• **Given task**:
In the entries below, count every line with the string "JSON". State the count and nothing else.

• **Task inputs**:
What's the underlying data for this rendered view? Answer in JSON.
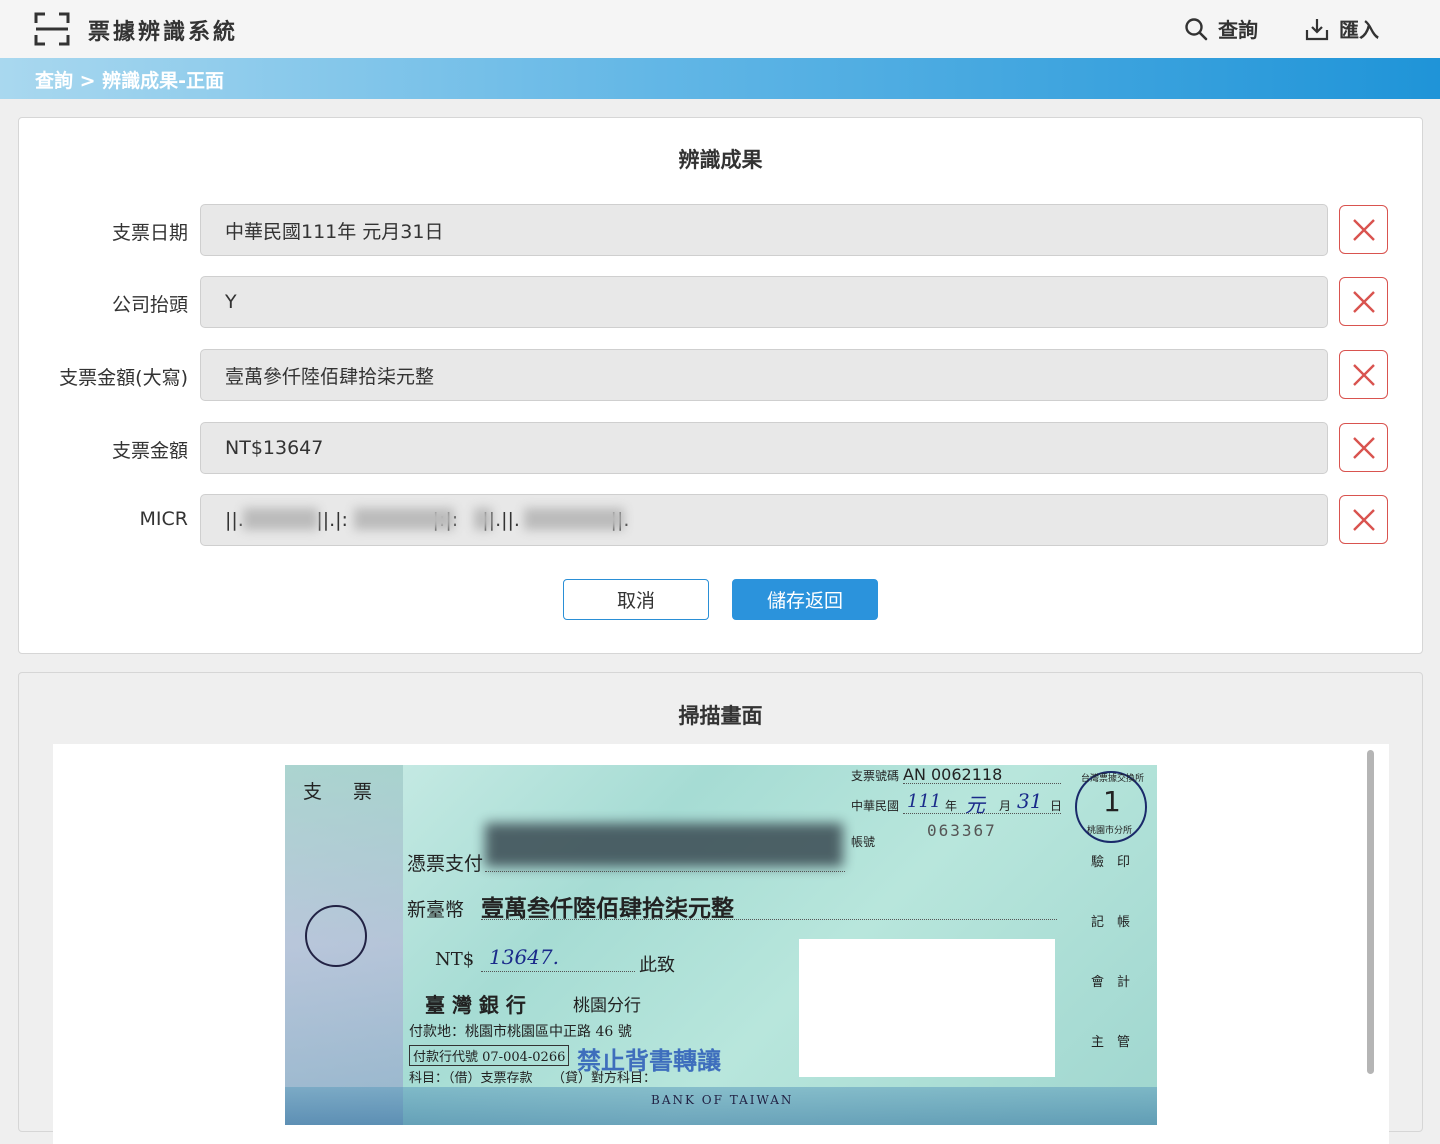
{
  "app": {
    "title": "票據辨識系統",
    "nav": {
      "query_label": "查詢",
      "import_label": "匯入"
    }
  },
  "breadcrumb": "查詢 > 辨識成果-正面",
  "result_panel": {
    "title": "辨識成果",
    "fields": [
      {
        "label": "支票日期",
        "value": "中華民國111年 元月31日"
      },
      {
        "label": "公司抬頭",
        "value": "Y"
      },
      {
        "label": "支票金額(大寫)",
        "value": "壹萬參仟陸佰肆拾柒元整"
      },
      {
        "label": "支票金額",
        "value": "NT$13647"
      },
      {
        "label": "MICR",
        "value": "||.            ||.|:              |:|:    ||.||.               ||."
      }
    ],
    "cancel_label": "取消",
    "save_label": "儲存返回"
  },
  "scan_panel": {
    "title": "掃描畫面",
    "cheque": {
      "header_left": "支　票",
      "cheque_no_label": "支票號碼",
      "cheque_no": "AN 0062118",
      "date_prefix": "中華民國",
      "date_year": "111",
      "date_month": "元",
      "date_day": "31",
      "year_unit": "年",
      "month_unit": "月",
      "day_unit": "日",
      "account_label": "帳號",
      "account_no": "063367",
      "pay_to": "憑票支付",
      "amount_label": "新臺幣",
      "amount_words": "壹萬叁仟陸佰肆拾柒元整",
      "nt_label": "NT$",
      "nt_amount": "13647.",
      "ci_zhi": "此致",
      "bank_name": "臺 灣 銀 行",
      "branch": "桃園分行",
      "pay_place": "付款地：桃園市桃園區中正路 46 號",
      "bank_code": "付款行代號 07-004-0266",
      "subject": "科目：（借）支票存款　　（貸）對方科目：",
      "no_endorse": "禁止背書轉讓",
      "bank_en": "BANK OF TAIWAN",
      "stamp_number": "1",
      "stamp_top": "台灣票據交換所",
      "stamp_bottom": "桃園市分所",
      "side_verify": "驗　印",
      "side_book": "記　帳",
      "side_account": "會　計",
      "side_manager": "主　管"
    }
  }
}
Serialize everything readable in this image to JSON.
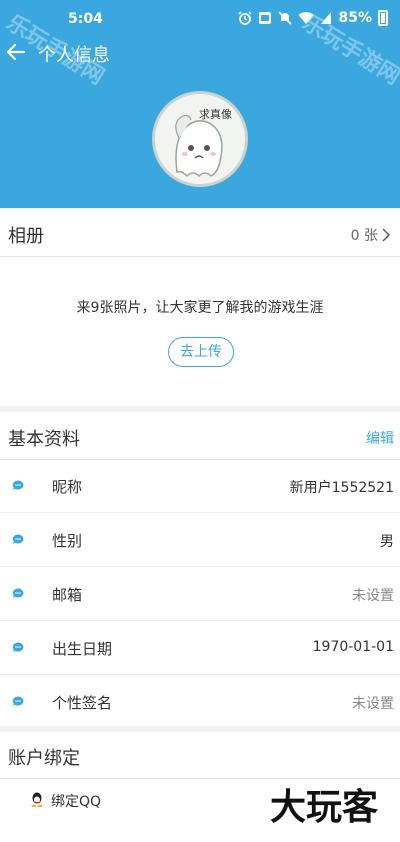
{
  "status_bar": {
    "time": "5:04",
    "icons": [
      "alarm-icon",
      "volte-icon",
      "mute-icon",
      "wifi-icon",
      "signal-icon"
    ],
    "battery": "85%"
  },
  "header": {
    "title": "个人信息",
    "avatar_caption": "求真像"
  },
  "album": {
    "title": "相册",
    "count": "0 张",
    "tip": "来9张照片，让大家更了解我的游戏生涯",
    "upload_label": "去上传"
  },
  "basic_info": {
    "title": "基本资料",
    "edit_label": "编辑",
    "rows": [
      {
        "label": "昵称",
        "value": "新用户1552521"
      },
      {
        "label": "性别",
        "value": "男"
      },
      {
        "label": "邮箱",
        "value": "未设置"
      },
      {
        "label": "出生日期",
        "value": "1970-01-01"
      },
      {
        "label": "个性签名",
        "value": "未设置"
      }
    ]
  },
  "account_binding": {
    "title": "账户绑定",
    "qq_label": "绑定QQ"
  },
  "watermarks": {
    "top_left": "乐玩手游网",
    "top_right": "乐玩手游网",
    "bottom_right": "大玩客"
  },
  "colors": {
    "accent": "#3aa8df",
    "background": "#f0f0f0",
    "text": "#333333",
    "muted": "#888888"
  }
}
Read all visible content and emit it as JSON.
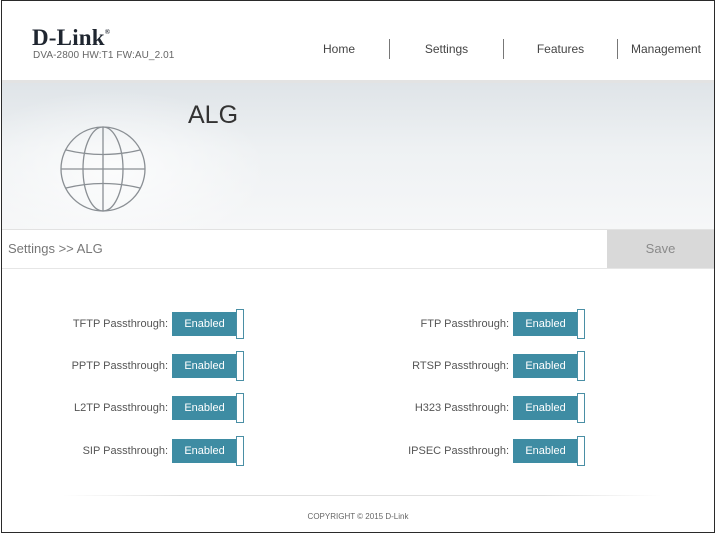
{
  "header": {
    "logo": "D-Link",
    "model_info": "DVA-2800   HW:T1   FW:AU_2.01",
    "nav": [
      "Home",
      "Settings",
      "Features",
      "Management"
    ]
  },
  "banner": {
    "title": "ALG"
  },
  "breadcrumb": "Settings >> ALG",
  "save_label": "Save",
  "settings": {
    "left": [
      {
        "label": "TFTP Passthrough:",
        "value": "Enabled"
      },
      {
        "label": "PPTP Passthrough:",
        "value": "Enabled"
      },
      {
        "label": "L2TP Passthrough:",
        "value": "Enabled"
      },
      {
        "label": "SIP Passthrough:",
        "value": "Enabled"
      }
    ],
    "right": [
      {
        "label": "FTP Passthrough:",
        "value": "Enabled"
      },
      {
        "label": "RTSP Passthrough:",
        "value": "Enabled"
      },
      {
        "label": "H323 Passthrough:",
        "value": "Enabled"
      },
      {
        "label": "IPSEC Passthrough:",
        "value": "Enabled"
      }
    ]
  },
  "footer": {
    "copyright": "COPYRIGHT © 2015 D-Link"
  },
  "colors": {
    "toggle_enabled": "#3e8ca3",
    "save_bg": "#d9d9d9"
  }
}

• **Result of the exercise**:
3